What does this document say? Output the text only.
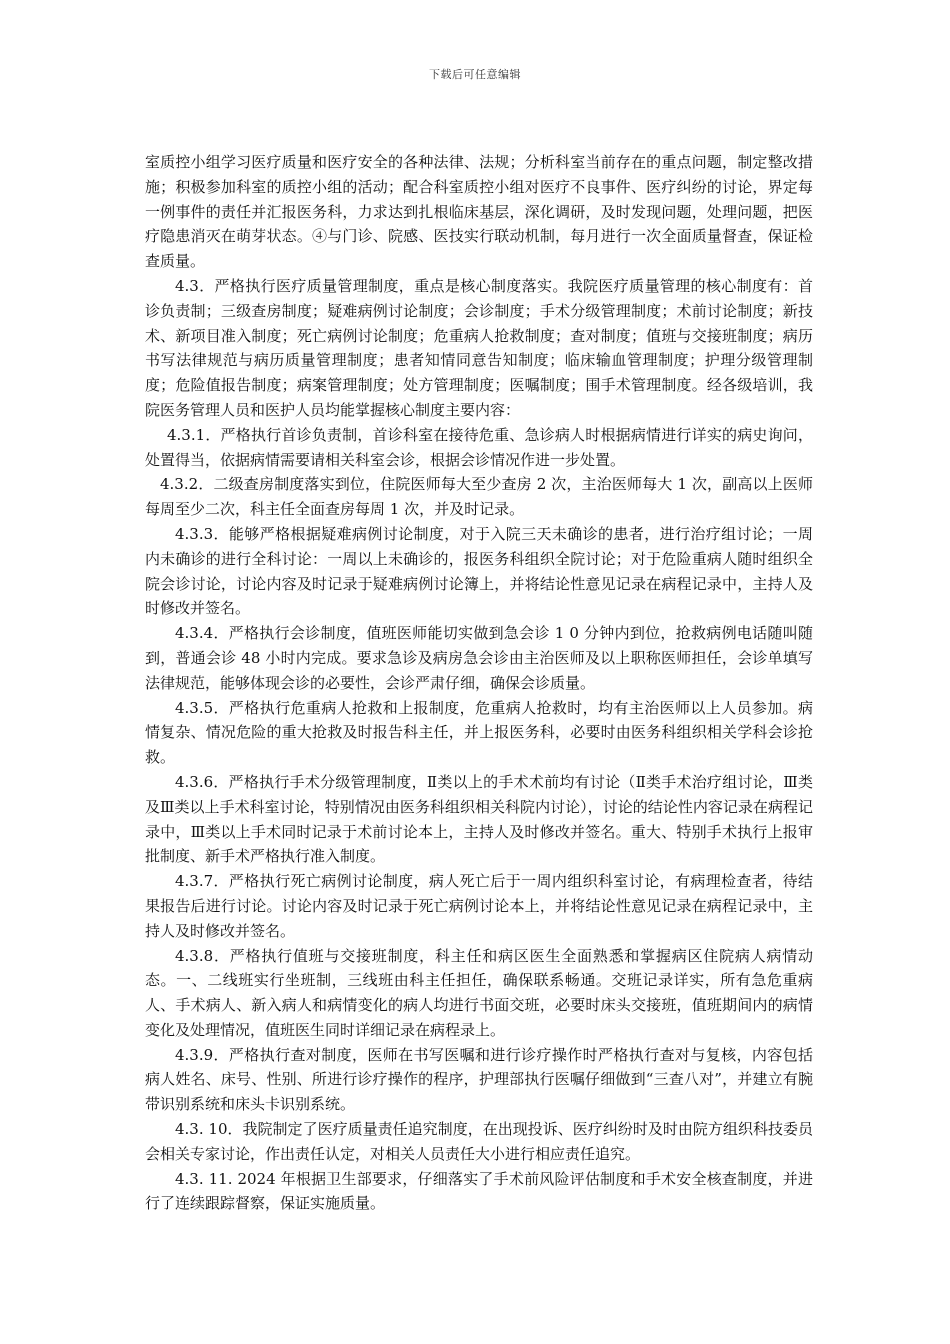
下载后可任意编辑

室质控小组学习医疗质量和医疗安全的各种法律、法规；分析科室当前存在的重点问题，制定整改措施；积极参加科室的质控小组的活动；配合科室质控小组对医疗不良事件、医疗纠纷的讨论，界定每一例事件的责任并汇报医务科，力求达到扎根临床基层，深化调研，及时发现问题，处理问题，把医疗隐患消灭在萌芽状态。④与门诊、院感、医技实行联动机制，每月进行一次全面质量督查，保证检查质量。

4.3．严格执行医疗质量管理制度，重点是核心制度落实。我院医疗质量管理的核心制度有：首诊负责制；三级查房制度；疑难病例讨论制度；会诊制度；手术分级管理制度；术前讨论制度；新技术、新项目准入制度；死亡病例讨论制度；危重病人抢救制度；查对制度；值班与交接班制度；病历书写法律规范与病历质量管理制度；患者知情同意告知制度；临床输血管理制度；护理分级管理制度；危险值报告制度；病案管理制度；处方管理制度；医嘱制度；围手术管理制度。经各级培训，我院医务管理人员和医护人员均能掌握核心制度主要内容：

4.3.1．严格执行首诊负责制，首诊科室在接待危重、急诊病人时根据病情进行详实的病史询问，处置得当，依据病情需要请相关科室会诊，根据会诊情况作进一步处置。

4.3.2．二级查房制度落实到位，住院医师每大至少查房 2 次，主治医师每大 1 次，副高以上医师每周至少二次，科主任全面查房每周 1 次，并及时记录。

4.3.3．能够严格根据疑难病例讨论制度，对于入院三天未确诊的患者，进行治疗组讨论；一周内未确诊的进行全科讨论：一周以上未确诊的，报医务科组织全院讨论；对于危险重病人随时组织全院会诊讨论，讨论内容及时记录于疑难病例讨论簿上，并将结论性意见记录在病程记录中，主持人及时修改并签名。

4.3.4．严格执行会诊制度，值班医师能切实做到急会诊 1 0 分钟内到位，抢救病例电话随叫随到，普通会诊 48 小时内完成。要求急诊及病房急会诊由主治医师及以上职称医师担任，会诊单填写法律规范，能够体现会诊的必要性，会诊严肃仔细，确保会诊质量。

4.3.5．严格执行危重病人抢救和上报制度，危重病人抢救时，均有主治医师以上人员参加。病情复杂、情况危险的重大抢救及时报告科主任，并上报医务科，必要时由医务科组织相关学科会诊抢救。

4.3.6．严格执行手术分级管理制度，Ⅱ类以上的手术术前均有讨论（Ⅱ类手术治疗组讨论，Ⅲ类及Ⅲ类以上手术科室讨论，特别情况由医务科组织相关科院内讨论），讨论的结论性内容记录在病程记录中，Ⅲ类以上手术同时记录于术前讨论本上，主持人及时修改并签名。重大、特别手术执行上报审批制度、新手术严格执行准入制度。

4.3.7．严格执行死亡病例讨论制度，病人死亡后于一周内组织科室讨论，有病理检查者，待结果报告后进行讨论。讨论内容及时记录于死亡病例讨论本上，并将结论性意见记录在病程记录中，主持人及时修改并签名。

4.3.8．严格执行值班与交接班制度，科主任和病区医生全面熟悉和掌握病区住院病人病情动态。一、二线班实行坐班制，三线班由科主任担任，确保联系畅通。交班记录详实，所有急危重病人、手术病人、新入病人和病情变化的病人均进行书面交班，必要时床头交接班，值班期间内的病情变化及处理情况，值班医生同时详细记录在病程录上。

4.3.9．严格执行查对制度，医师在书写医嘱和进行诊疗操作时严格执行查对与复核，内容包括病人姓名、床号、性别、所进行诊疗操作的程序，护理部执行医嘱仔细做到“三查八对”，并建立有腕带识别系统和床头卡识别系统。

4.3. 10．我院制定了医疗质量责任追究制度，在出现投诉、医疗纠纷时及时由院方组织科技委员会相关专家讨论，作出责任认定，对相关人员责任大小进行相应责任追究。

4.3. 11. 2024 年根据卫生部要求，仔细落实了手术前风险评估制度和手术安全核查制度，并进行了连续跟踪督察，保证实施质量。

= CHALLENGE =
From the data above, pick out each line containing "主持人及时修改并签名" and copy it.

= EXERCISE RESPONSE =
4.3.3．能够严格根据疑难病例讨论制度，对于入院三天未确诊的患者，进行治疗组讨论；一周内未确诊的进行全科讨论：一周以上未确诊的，报医务科组织全院讨论；对于危险重病人随时组织全院会诊讨论，讨论内容及时记录于疑难病例讨论簿上，并将结论性意见记录在病程记录中，主持人及时修改并签名。
4.3.6．严格执行手术分级管理制度，Ⅱ类以上的手术术前均有讨论（Ⅱ类手术治疗组讨论，Ⅲ类及Ⅲ类以上手术科室讨论，特别情况由医务科组织相关科院内讨论），讨论的结论性内容记录在病程记录中，Ⅲ类以上手术同时记录于术前讨论本上，主持人及时修改并签名。重大、特别手术执行上报审批制度、新手术严格执行准入制度。
4.3.7．严格执行死亡病例讨论制度，病人死亡后于一周内组织科室讨论，有病理检查者，待结果报告后进行讨论。讨论内容及时记录于死亡病例讨论本上，并将结论性意见记录在病程记录中，主持人及时修改并签名。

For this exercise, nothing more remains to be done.